──────── Raw data

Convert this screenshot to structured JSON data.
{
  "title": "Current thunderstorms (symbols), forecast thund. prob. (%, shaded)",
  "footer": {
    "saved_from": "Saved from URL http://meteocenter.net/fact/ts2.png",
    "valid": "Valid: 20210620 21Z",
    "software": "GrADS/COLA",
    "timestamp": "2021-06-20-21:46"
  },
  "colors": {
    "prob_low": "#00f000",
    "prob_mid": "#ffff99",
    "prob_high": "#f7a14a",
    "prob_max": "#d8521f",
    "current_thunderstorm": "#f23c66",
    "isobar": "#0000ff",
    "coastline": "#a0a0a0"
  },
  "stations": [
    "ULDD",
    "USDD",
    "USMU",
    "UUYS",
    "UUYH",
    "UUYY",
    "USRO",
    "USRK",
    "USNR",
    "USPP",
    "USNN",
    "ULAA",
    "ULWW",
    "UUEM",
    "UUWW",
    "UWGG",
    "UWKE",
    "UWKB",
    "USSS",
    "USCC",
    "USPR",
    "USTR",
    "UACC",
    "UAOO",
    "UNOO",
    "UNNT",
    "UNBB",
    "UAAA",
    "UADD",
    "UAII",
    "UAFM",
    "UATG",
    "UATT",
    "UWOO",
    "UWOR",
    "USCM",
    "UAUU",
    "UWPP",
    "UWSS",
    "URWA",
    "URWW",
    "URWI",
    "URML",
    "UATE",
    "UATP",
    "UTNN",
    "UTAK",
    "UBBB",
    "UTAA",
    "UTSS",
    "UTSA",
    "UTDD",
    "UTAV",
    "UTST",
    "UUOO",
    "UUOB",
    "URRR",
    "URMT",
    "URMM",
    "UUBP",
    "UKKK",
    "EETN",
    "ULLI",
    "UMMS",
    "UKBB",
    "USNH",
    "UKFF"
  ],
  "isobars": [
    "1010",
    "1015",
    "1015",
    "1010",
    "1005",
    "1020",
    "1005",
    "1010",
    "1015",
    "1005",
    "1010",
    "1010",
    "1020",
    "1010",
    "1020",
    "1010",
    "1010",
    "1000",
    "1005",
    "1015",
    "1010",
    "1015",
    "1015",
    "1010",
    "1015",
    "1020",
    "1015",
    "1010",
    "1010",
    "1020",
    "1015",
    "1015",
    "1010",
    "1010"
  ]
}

────────────────

▶ **Description of the task**: Set down all of the entries exactly, please.

▶ **Solution below**:
Convert this screenshot to structured JSON data.
{
  "title": "Current thunderstorms (symbols), forecast thund. prob. (%, shaded)",
  "footer": {
    "saved_from": "Saved from URL http://meteocenter.net/fact/ts2.png",
    "valid": "Valid: 20210620 21Z",
    "software": "GrADS/COLA",
    "timestamp": "2021-06-20-21:46"
  },
  "colors": {
    "prob_low": "#00f000",
    "prob_mid": "#ffff99",
    "prob_high": "#f7a14a",
    "prob_max": "#d8521f",
    "current_thunderstorm": "#f23c66",
    "isobar": "#0000ff",
    "coastline": "#a0a0a0"
  },
  "stations": [
    "ULDD",
    "USDD",
    "USMU",
    "UUYS",
    "UUYH",
    "UUYY",
    "USRO",
    "USRK",
    "USNR",
    "USPP",
    "USNN",
    "ULAA",
    "ULWW",
    "UUEM",
    "UUWW",
    "UWGG",
    "UWKE",
    "UWKB",
    "USSS",
    "USCC",
    "USPR",
    "USTR",
    "UACC",
    "UAOO",
    "UNOO",
    "UNNT",
    "UNBB",
    "UAAA",
    "UADD",
    "UAII",
    "UAFM",
    "UATG",
    "UATT",
    "UWOO",
    "UWOR",
    "USCM",
    "UAUU",
    "UWPP",
    "UWSS",
    "URWA",
    "URWW",
    "URWI",
    "URML",
    "UATE",
    "UATP",
    "UTNN",
    "UTAK",
    "UBBB",
    "UTAA",
    "UTSS",
    "UTSA",
    "UTDD",
    "UTAV",
    "UTST",
    "UUOO",
    "UUOB",
    "URRR",
    "URMT",
    "URMM",
    "UUBP",
    "UKKK",
    "EETN",
    "ULLI",
    "UMMS",
    "UKBB",
    "USNH",
    "UKFF"
  ],
  "isobars": [
    "1010",
    "1015",
    "1015",
    "1010",
    "1005",
    "1020",
    "1005",
    "1010",
    "1015",
    "1005",
    "1010",
    "1010",
    "1020",
    "1010",
    "1020",
    "1010",
    "1010",
    "1000",
    "1005",
    "1015",
    "1010",
    "1015",
    "1015",
    "1010",
    "1015",
    "1020",
    "1015",
    "1010",
    "1010",
    "1020",
    "1015",
    "1015",
    "1010",
    "1010"
  ]
}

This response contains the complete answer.